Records
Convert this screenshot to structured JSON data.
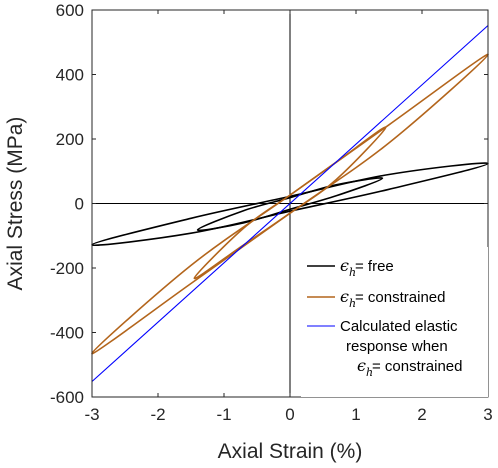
{
  "chart_data": {
    "type": "line",
    "xlabel": "Axial Strain (%)",
    "ylabel": "Axial Stress (MPa)",
    "xlim": [
      -3,
      3
    ],
    "ylim": [
      -600,
      600
    ],
    "x_ticks": [
      "-3",
      "-2",
      "-1",
      "0",
      "1",
      "2",
      "3"
    ],
    "y_ticks": [
      "-600",
      "-400",
      "-200",
      "0",
      "200",
      "400",
      "600"
    ],
    "grid": false,
    "box": true,
    "zero_lines": true,
    "legend_placement": "bottom-right, inside axes",
    "series": [
      {
        "name": "ϵh = free",
        "legend_symbol": "ϵ",
        "legend_subscript": "h",
        "legend_text": " = free",
        "color": "#000000",
        "loops": [
          {
            "x": [
              -3,
              -1.5,
              0,
              1.5,
              3,
              1.5,
              0,
              -1.5,
              -3
            ],
            "y": [
              -128,
              -92,
              -24,
              44,
              124,
              90,
              22,
              -46,
              -128
            ]
          },
          {
            "x": [
              -1.4,
              -0.7,
              0,
              0.7,
              1.4,
              0.7,
              0,
              -0.7,
              -1.4
            ],
            "y": [
              -82,
              -60,
              -18,
              24,
              78,
              58,
              18,
              -22,
              -82
            ]
          }
        ]
      },
      {
        "name": "ϵh = constrained",
        "legend_symbol": "ϵ",
        "legend_subscript": "h",
        "legend_text": " = constrained",
        "color": "#b3651c",
        "loops": [
          {
            "x": [
              -3,
              -1.5,
              0,
              1.5,
              3,
              1.5,
              0,
              -1.5,
              -3
            ],
            "y": [
              -465,
              -248,
              -30,
              188,
              462,
              244,
              26,
              -192,
              -465
            ]
          },
          {
            "x": [
              -1.45,
              -0.7,
              0,
              0.7,
              1.45,
              0.7,
              0,
              -0.7,
              -1.45
            ],
            "y": [
              -232,
              -128,
              -30,
              74,
              236,
              128,
              26,
              -76,
              -232
            ]
          }
        ]
      },
      {
        "name": "Calculated elastic response when ϵh = constrained",
        "legend_lines": [
          "Calculated elastic",
          "response when"
        ],
        "legend_symbol": "ϵ",
        "legend_subscript": "h",
        "legend_text": " = constrained",
        "color": "#0000ff",
        "x": [
          -3,
          3
        ],
        "y": [
          -552,
          552
        ]
      }
    ]
  }
}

PROBLEM TO WORK ON = Search the entries for the string "name" and collect each line that has it.

SOLUTION TO THIS PROBLEM =
        "name": "ϵh = free",
        "name": "ϵh = constrained",
        "name": "Calculated elastic response when ϵh = constrained",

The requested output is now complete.